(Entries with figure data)
=======

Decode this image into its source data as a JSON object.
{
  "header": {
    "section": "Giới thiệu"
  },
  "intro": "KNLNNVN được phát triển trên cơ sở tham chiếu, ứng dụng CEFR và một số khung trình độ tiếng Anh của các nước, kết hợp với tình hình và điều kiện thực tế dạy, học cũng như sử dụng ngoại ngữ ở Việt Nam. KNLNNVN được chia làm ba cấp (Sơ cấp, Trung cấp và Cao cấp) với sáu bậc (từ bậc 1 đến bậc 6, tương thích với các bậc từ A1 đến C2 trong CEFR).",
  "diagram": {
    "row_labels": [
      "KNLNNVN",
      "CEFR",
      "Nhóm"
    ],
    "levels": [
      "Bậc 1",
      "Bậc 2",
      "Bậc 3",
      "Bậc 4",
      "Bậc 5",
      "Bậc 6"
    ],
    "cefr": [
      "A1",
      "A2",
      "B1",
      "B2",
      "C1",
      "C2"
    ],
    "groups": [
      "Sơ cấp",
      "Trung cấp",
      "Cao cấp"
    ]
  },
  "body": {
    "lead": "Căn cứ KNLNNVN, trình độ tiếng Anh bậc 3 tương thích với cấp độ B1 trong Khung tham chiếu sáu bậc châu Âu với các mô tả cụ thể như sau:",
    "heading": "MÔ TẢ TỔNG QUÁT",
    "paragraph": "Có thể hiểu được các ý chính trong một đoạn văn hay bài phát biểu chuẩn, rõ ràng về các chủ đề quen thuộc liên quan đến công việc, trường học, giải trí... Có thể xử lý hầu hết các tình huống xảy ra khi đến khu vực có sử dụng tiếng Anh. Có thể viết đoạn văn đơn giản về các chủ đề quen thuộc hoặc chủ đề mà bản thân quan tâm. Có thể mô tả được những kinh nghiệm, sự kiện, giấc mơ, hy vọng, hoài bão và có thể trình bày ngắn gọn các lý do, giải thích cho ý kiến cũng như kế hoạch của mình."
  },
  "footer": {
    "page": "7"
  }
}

=======

**WHAT THIS TASK INVOLVES:** Print out all the entries precisely as written.

**RESPONSE TO THE TASK:**
Decode this image into its source data as a JSON object.
{
  "header": {
    "section": "Giới thiệu"
  },
  "intro": "KNLNNVN được phát triển trên cơ sở tham chiếu, ứng dụng CEFR và một số khung trình độ tiếng Anh của các nước, kết hợp với tình hình và điều kiện thực tế dạy, học cũng như sử dụng ngoại ngữ ở Việt Nam. KNLNNVN được chia làm ba cấp (Sơ cấp, Trung cấp và Cao cấp) với sáu bậc (từ bậc 1 đến bậc 6, tương thích với các bậc từ A1 đến C2 trong CEFR).",
  "diagram": {
    "row_labels": [
      "KNLNNVN",
      "CEFR",
      "Nhóm"
    ],
    "levels": [
      "Bậc 1",
      "Bậc 2",
      "Bậc 3",
      "Bậc 4",
      "Bậc 5",
      "Bậc 6"
    ],
    "cefr": [
      "A1",
      "A2",
      "B1",
      "B2",
      "C1",
      "C2"
    ],
    "groups": [
      "Sơ cấp",
      "Trung cấp",
      "Cao cấp"
    ]
  },
  "body": {
    "lead": "Căn cứ KNLNNVN, trình độ tiếng Anh bậc 3 tương thích với cấp độ B1 trong Khung tham chiếu sáu bậc châu Âu với các mô tả cụ thể như sau:",
    "heading": "MÔ TẢ TỔNG QUÁT",
    "paragraph": "Có thể hiểu được các ý chính trong một đoạn văn hay bài phát biểu chuẩn, rõ ràng về các chủ đề quen thuộc liên quan đến công việc, trường học, giải trí... Có thể xử lý hầu hết các tình huống xảy ra khi đến khu vực có sử dụng tiếng Anh. Có thể viết đoạn văn đơn giản về các chủ đề quen thuộc hoặc chủ đề mà bản thân quan tâm. Có thể mô tả được những kinh nghiệm, sự kiện, giấc mơ, hy vọng, hoài bão và có thể trình bày ngắn gọn các lý do, giải thích cho ý kiến cũng như kế hoạch của mình."
  },
  "footer": {
    "page": "7"
  }
}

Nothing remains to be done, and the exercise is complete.